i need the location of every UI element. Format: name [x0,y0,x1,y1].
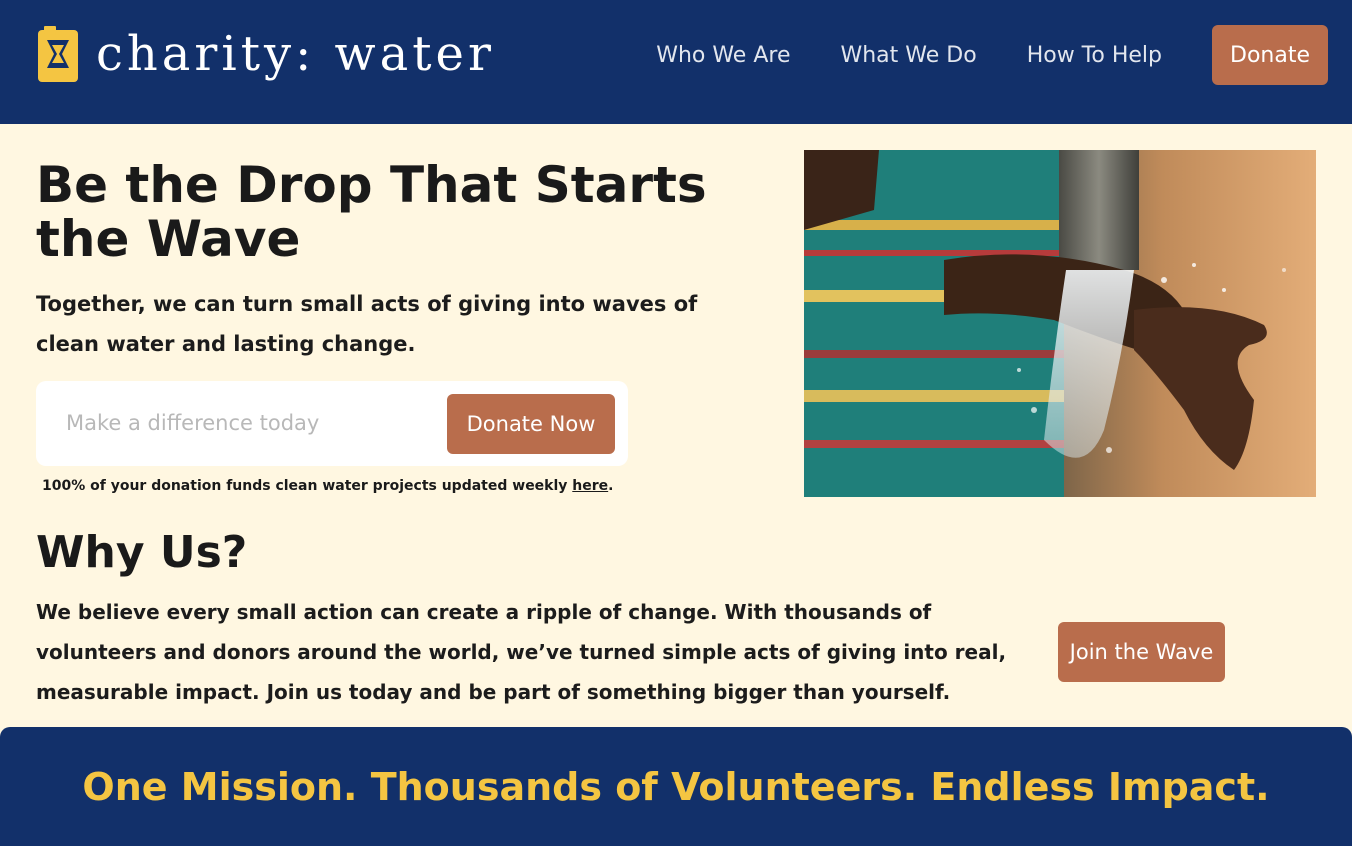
mission-banner: One Mission. Thousands of Volunteers. En… [0,727,1352,846]
main-nav: Who We Are What We Do How To Help Donate [656,25,1328,85]
nav-how-to-help[interactable]: How To Help [1027,43,1162,68]
nav-donate-button[interactable]: Donate [1212,25,1328,85]
donate-form: Donate Now [36,381,628,466]
donation-note-end: . [608,478,614,494]
nav-who-we-are[interactable]: Who We Are [656,43,790,68]
donation-note-text: 100% of your donation funds clean water … [42,478,573,494]
mission-banner-text: One Mission. Thousands of Volunteers. En… [82,764,1270,809]
brand-logo[interactable]: charity: water [38,26,495,82]
projects-link[interactable]: here [572,478,608,494]
hands-water-photo [804,150,1316,497]
site-header: charity: water Who We Are What We Do How… [0,0,1352,124]
join-the-wave-button[interactable]: Join the Wave [1058,622,1225,682]
nav-what-we-do[interactable]: What We Do [840,43,976,68]
brand-name: charity: water [96,26,495,82]
donation-note: 100% of your donation funds clean water … [42,478,614,494]
why-us-title: Why Us? [36,527,248,578]
hero-photo [804,150,1316,497]
hero-title: Be the Drop That Starts the Wave [36,156,707,268]
why-us-body: We believe every small action can create… [36,600,1007,704]
donate-now-button[interactable]: Donate Now [447,394,615,454]
jerry-can-icon [38,26,78,82]
donation-input[interactable] [56,401,436,445]
hero-subtitle: Together, we can turn small acts of givi… [36,292,698,356]
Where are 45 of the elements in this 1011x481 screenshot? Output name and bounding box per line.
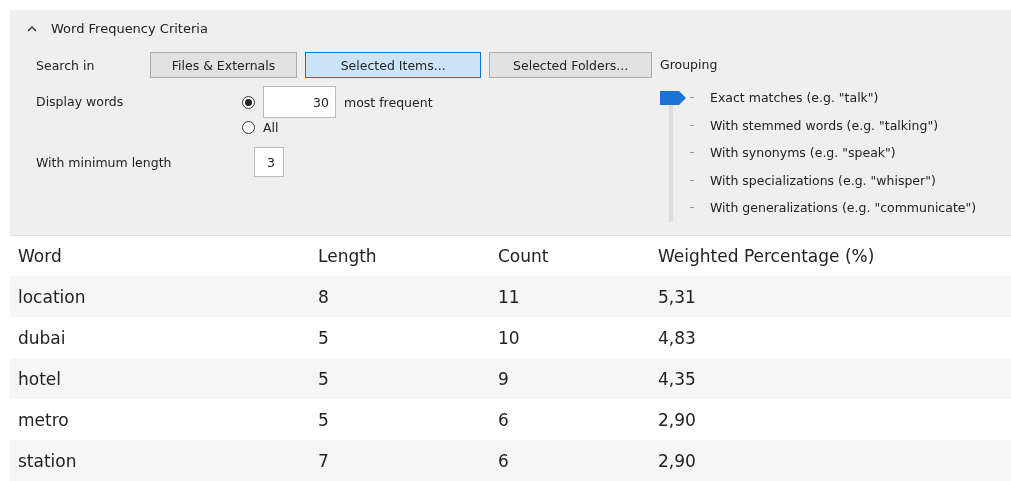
table-cell-text: metro bbox=[17, 409, 70, 430]
table-cell-text: 11 bbox=[497, 286, 521, 307]
column-header[interactable]: Count bbox=[490, 246, 650, 266]
count-field[interactable]: 30 bbox=[263, 86, 336, 118]
table-cell-text: 8 bbox=[317, 286, 330, 307]
table-cell-text: 6 bbox=[497, 450, 510, 471]
grouping-option[interactable]: With specializations (e.g. "whisper") bbox=[710, 172, 936, 188]
column-header[interactable]: Length bbox=[310, 246, 490, 266]
grouping-option[interactable]: With generalizations (e.g. "communicate") bbox=[710, 200, 977, 216]
collapse-icon[interactable] bbox=[27, 24, 37, 32]
table-cell-text: hotel bbox=[17, 368, 63, 389]
min-length-field[interactable]: 3 bbox=[254, 147, 284, 177]
table-cell-text: 4,35 bbox=[657, 368, 696, 389]
most-frequent-label: most frequent bbox=[344, 94, 433, 110]
radio-button[interactable] bbox=[242, 121, 255, 134]
scope-button[interactable]: Files & Externals bbox=[150, 52, 297, 78]
table-cell-text: 6 bbox=[497, 409, 510, 430]
column-header[interactable]: Weighted Percentage (%) bbox=[650, 246, 875, 266]
slider-thumb[interactable] bbox=[660, 90, 686, 105]
grouping-label: Grouping bbox=[660, 57, 719, 72]
table-cell-text: 4,83 bbox=[657, 327, 696, 348]
table-cell-text: 5 bbox=[317, 368, 330, 389]
table-cell-text: 7 bbox=[317, 450, 330, 471]
table-cell-text: dubai bbox=[17, 327, 67, 348]
table-cell-text: 5 bbox=[317, 409, 330, 430]
grouping-option[interactable]: With stemmed words (e.g. "talking") bbox=[710, 117, 939, 133]
table-cell-text: 10 bbox=[497, 327, 521, 348]
grouping-option[interactable]: With synonyms (e.g. "speak") bbox=[710, 145, 896, 161]
radio-button[interactable] bbox=[242, 95, 255, 109]
scope-button[interactable]: Selected Folders... bbox=[489, 52, 652, 78]
column-header[interactable]: Word bbox=[10, 246, 310, 266]
table-cell-text: station bbox=[17, 450, 78, 471]
table-cell-text: 9 bbox=[497, 368, 510, 389]
scope-button[interactable]: Selected Items... bbox=[305, 52, 482, 78]
grouping-option[interactable]: Exact matches (e.g. "talk") bbox=[710, 90, 879, 106]
table-cell-text: 2,90 bbox=[657, 409, 696, 430]
display-words-label: Display words bbox=[35, 94, 125, 109]
table-cell-text: 5,31 bbox=[657, 286, 696, 307]
min-length-label: With minimum length bbox=[35, 154, 173, 170]
table-cell-text: 2,90 bbox=[657, 450, 696, 471]
section-title: Word Frequency Criteria bbox=[51, 20, 208, 36]
search-in-label: Search in bbox=[35, 57, 96, 73]
table-cell-text: location bbox=[17, 286, 87, 307]
table-cell-text: 5 bbox=[317, 327, 330, 348]
all-label: All bbox=[263, 120, 279, 135]
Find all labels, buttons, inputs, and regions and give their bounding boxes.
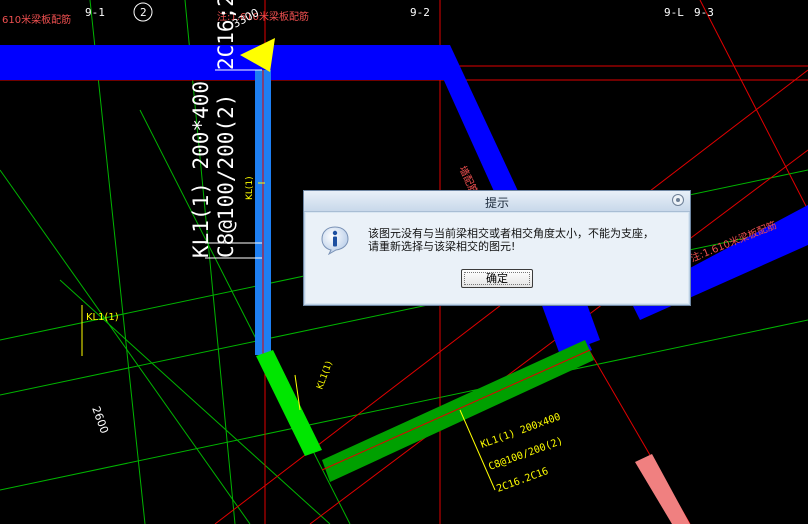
dialog-body: 该图元没有与当前梁相交或者相交角度太小，不能为支座， 请重新选择与该梁相交的图元… xyxy=(306,213,688,303)
beam-spec-line2: C8@100/200(2) xyxy=(214,94,238,258)
axis-label-group: 9-1 2 9-2 9-L 9-3 xyxy=(85,6,714,19)
alert-dialog: 提示 该图元没有与当前梁相交或者相交角度太小，不能为支座， 请重新选择与该梁相交… xyxy=(303,190,691,306)
axis-label-9-2: 9-2 xyxy=(410,6,430,19)
close-icon[interactable] xyxy=(672,194,684,206)
ok-button[interactable]: 确定 xyxy=(461,269,533,288)
green-beam-line3: 2C16.2C16 xyxy=(495,466,550,495)
axis-label-9-1: 9-1 xyxy=(85,6,105,19)
dialog-message: 该图元没有与当前梁相交或者相交角度太小，不能为支座， 请重新选择与该梁相交的图元… xyxy=(368,227,654,253)
dialog-title: 提示 xyxy=(484,196,509,210)
green-short-beam[interactable] xyxy=(256,350,322,456)
vertical-beam-annotation: KL1(1) 200*400 C8@100/200(2) 2C16;2 xyxy=(189,0,238,258)
left-beam-label: KL1(1) xyxy=(86,312,119,323)
axis-label-9-3: 9-3 xyxy=(694,6,714,19)
dialog-message-line2: 请重新选择与该梁相交的图元! xyxy=(368,240,516,253)
pink-beam[interactable] xyxy=(635,454,690,524)
drawing-canvas[interactable]: 9-1 2 9-2 9-L 9-3 610米梁板配筋 注:1.610米梁板配筋 … xyxy=(0,0,808,524)
green-short-label: KL1(1) xyxy=(315,360,334,391)
beam-spec-line3: 2C16;2 xyxy=(214,0,238,70)
dialog-message-line1: 该图元没有与当前梁相交或者相交角度太小，不能为支座， xyxy=(368,227,654,240)
dialog-title-bar[interactable]: 提示 xyxy=(304,191,690,212)
beam-spec-line1: KL1(1) 200*400 xyxy=(189,81,213,258)
axis-label-9-l: 9-L xyxy=(664,6,684,19)
dim-2600: 2600 xyxy=(89,405,111,436)
small-marker-label: KL(1) xyxy=(245,176,255,200)
axis-label-2: 2 xyxy=(140,6,147,19)
top-left-note: 610米梁板配筋 xyxy=(2,13,71,26)
info-icon xyxy=(321,226,349,255)
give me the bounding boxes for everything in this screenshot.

Exercise> Update the material above by replacing "screenshot" with "screen capture" everywhere it occurs, and keep every other line the same. Omit the pictures from your answer.

Task result>
i need the location of every UI element. Format: name [x0,y0,x1,y1].
mission-banner: One Mission. Thousands of Volunteers. En… [0,727,1352,846]
main-nav: Who We Are What We Do How To Help Donate [656,25,1328,85]
nav-how-to-help[interactable]: How To Help [1027,43,1162,68]
nav-donate-button[interactable]: Donate [1212,25,1328,85]
donate-form: Donate Now [36,381,628,466]
donation-note-end: . [608,478,614,494]
nav-who-we-are[interactable]: Who We Are [656,43,790,68]
donation-note-text: 100% of your donation funds clean water … [42,478,573,494]
mission-banner-text: One Mission. Thousands of Volunteers. En… [82,764,1270,809]
brand-logo[interactable]: charity: water [38,26,495,82]
projects-link[interactable]: here [572,478,608,494]
hands-water-photo [804,150,1316,497]
site-header: charity: water Who We Are What We Do How… [0,0,1352,124]
join-the-wave-button[interactable]: Join the Wave [1058,622,1225,682]
nav-what-we-do[interactable]: What We Do [840,43,976,68]
brand-name: charity: water [96,26,495,82]
donation-note: 100% of your donation funds clean water … [42,478,614,494]
why-us-title: Why Us? [36,527,248,578]
hero-photo [804,150,1316,497]
hero-title: Be the Drop That Starts the Wave [36,156,707,268]
why-us-body: We believe every small action can create… [36,600,1007,704]
donate-now-button[interactable]: Donate Now [447,394,615,454]
jerry-can-icon [38,26,78,82]
donation-input[interactable] [56,401,436,445]
hero-subtitle: Together, we can turn small acts of givi… [36,292,698,356]
Where are 45 of the elements in this 1011x481 screen capture? Output name and bounding box per line.
table-cell-text: metro bbox=[17, 409, 70, 430]
table-cell-text: 11 bbox=[497, 286, 521, 307]
column-header[interactable]: Count bbox=[490, 246, 650, 266]
count-field[interactable]: 30 bbox=[263, 86, 336, 118]
table-cell-text: 8 bbox=[317, 286, 330, 307]
table-cell-text: 6 bbox=[497, 450, 510, 471]
grouping-option[interactable]: With specializations (e.g. "whisper") bbox=[710, 172, 936, 188]
column-header[interactable]: Length bbox=[310, 246, 490, 266]
grouping-option[interactable]: With generalizations (e.g. "communicate") bbox=[710, 200, 977, 216]
collapse-icon[interactable] bbox=[27, 24, 37, 32]
table-cell-text: hotel bbox=[17, 368, 63, 389]
min-length-field[interactable]: 3 bbox=[254, 147, 284, 177]
table-cell-text: 4,35 bbox=[657, 368, 696, 389]
most-frequent-label: most frequent bbox=[344, 94, 433, 110]
radio-button[interactable] bbox=[242, 121, 255, 134]
scope-button[interactable]: Files & Externals bbox=[150, 52, 297, 78]
table-cell-text: 6 bbox=[497, 409, 510, 430]
column-header[interactable]: Weighted Percentage (%) bbox=[650, 246, 875, 266]
slider-thumb[interactable] bbox=[660, 90, 686, 105]
grouping-label: Grouping bbox=[660, 57, 719, 72]
table-cell-text: 4,83 bbox=[657, 327, 696, 348]
table-cell-text: 5 bbox=[317, 368, 330, 389]
table-cell-text: 7 bbox=[317, 450, 330, 471]
table-cell-text: dubai bbox=[17, 327, 67, 348]
table-cell-text: 5 bbox=[317, 409, 330, 430]
grouping-option[interactable]: With stemmed words (e.g. "talking") bbox=[710, 117, 939, 133]
table-cell-text: 10 bbox=[497, 327, 521, 348]
grouping-option[interactable]: With synonyms (e.g. "speak") bbox=[710, 145, 896, 161]
radio-button[interactable] bbox=[242, 95, 255, 109]
scope-button[interactable]: Selected Folders... bbox=[489, 52, 652, 78]
column-header[interactable]: Word bbox=[10, 246, 310, 266]
table-cell-text: station bbox=[17, 450, 78, 471]
table-cell-text: 9 bbox=[497, 368, 510, 389]
scope-button[interactable]: Selected Items... bbox=[305, 52, 482, 78]
grouping-option[interactable]: Exact matches (e.g. "talk") bbox=[710, 90, 879, 106]
table-cell-text: 2,90 bbox=[657, 409, 696, 430]
display-words-label: Display words bbox=[35, 94, 125, 109]
table-cell-text: 5,31 bbox=[657, 286, 696, 307]
min-length-label: With minimum length bbox=[35, 154, 173, 170]
table-cell-text: 2,90 bbox=[657, 450, 696, 471]
section-title: Word Frequency Criteria bbox=[51, 20, 208, 36]
search-in-label: Search in bbox=[35, 57, 96, 73]
table-cell-text: location bbox=[17, 286, 87, 307]
table-cell-text: 5 bbox=[317, 327, 330, 348]
all-label: All bbox=[263, 120, 279, 135]
Find all labels, buttons, inputs, and regions and give their bounding boxes.
dialog-body: 该图元没有与当前梁相交或者相交角度太小，不能为支座， 请重新选择与该梁相交的图元… xyxy=(306,213,688,303)
beam-spec-line2: C8@100/200(2) xyxy=(214,94,238,258)
axis-label-group: 9-1 2 9-2 9-L 9-3 xyxy=(85,6,714,19)
alert-dialog: 提示 该图元没有与当前梁相交或者相交角度太小，不能为支座， 请重新选择与该梁相交… xyxy=(303,190,691,306)
axis-label-9-2: 9-2 xyxy=(410,6,430,19)
close-icon[interactable] xyxy=(672,194,684,206)
ok-button[interactable]: 确定 xyxy=(461,269,533,288)
green-beam-line3: 2C16.2C16 xyxy=(495,466,550,495)
axis-label-9-1: 9-1 xyxy=(85,6,105,19)
dialog-message: 该图元没有与当前梁相交或者相交角度太小，不能为支座， 请重新选择与该梁相交的图元… xyxy=(368,227,654,253)
dialog-title: 提示 xyxy=(484,196,509,210)
green-short-beam[interactable] xyxy=(256,350,322,456)
vertical-beam-annotation: KL1(1) 200*400 C8@100/200(2) 2C16;2 xyxy=(189,0,238,258)
left-beam-label: KL1(1) xyxy=(86,312,119,323)
axis-label-9-3: 9-3 xyxy=(694,6,714,19)
dialog-message-line2: 请重新选择与该梁相交的图元! xyxy=(368,240,516,253)
pink-beam[interactable] xyxy=(635,454,690,524)
drawing-canvas[interactable]: 9-1 2 9-2 9-L 9-3 610米梁板配筋 注:1.610米梁板配筋 … xyxy=(0,0,808,524)
green-short-label: KL1(1) xyxy=(315,360,334,391)
beam-spec-line3: 2C16;2 xyxy=(214,0,238,70)
dialog-message-line1: 该图元没有与当前梁相交或者相交角度太小，不能为支座， xyxy=(368,227,654,240)
dialog-title-bar[interactable]: 提示 xyxy=(304,191,690,212)
beam-spec-line1: KL1(1) 200*400 xyxy=(189,81,213,258)
axis-label-9-l: 9-L xyxy=(664,6,684,19)
dim-2600: 2600 xyxy=(89,405,111,436)
small-marker-label: KL(1) xyxy=(245,176,255,200)
axis-label-2: 2 xyxy=(140,6,147,19)
top-left-note: 610米梁板配筋 xyxy=(2,13,71,26)
info-icon xyxy=(321,226,349,255)
give me the bounding boxes for everything in this screen capture.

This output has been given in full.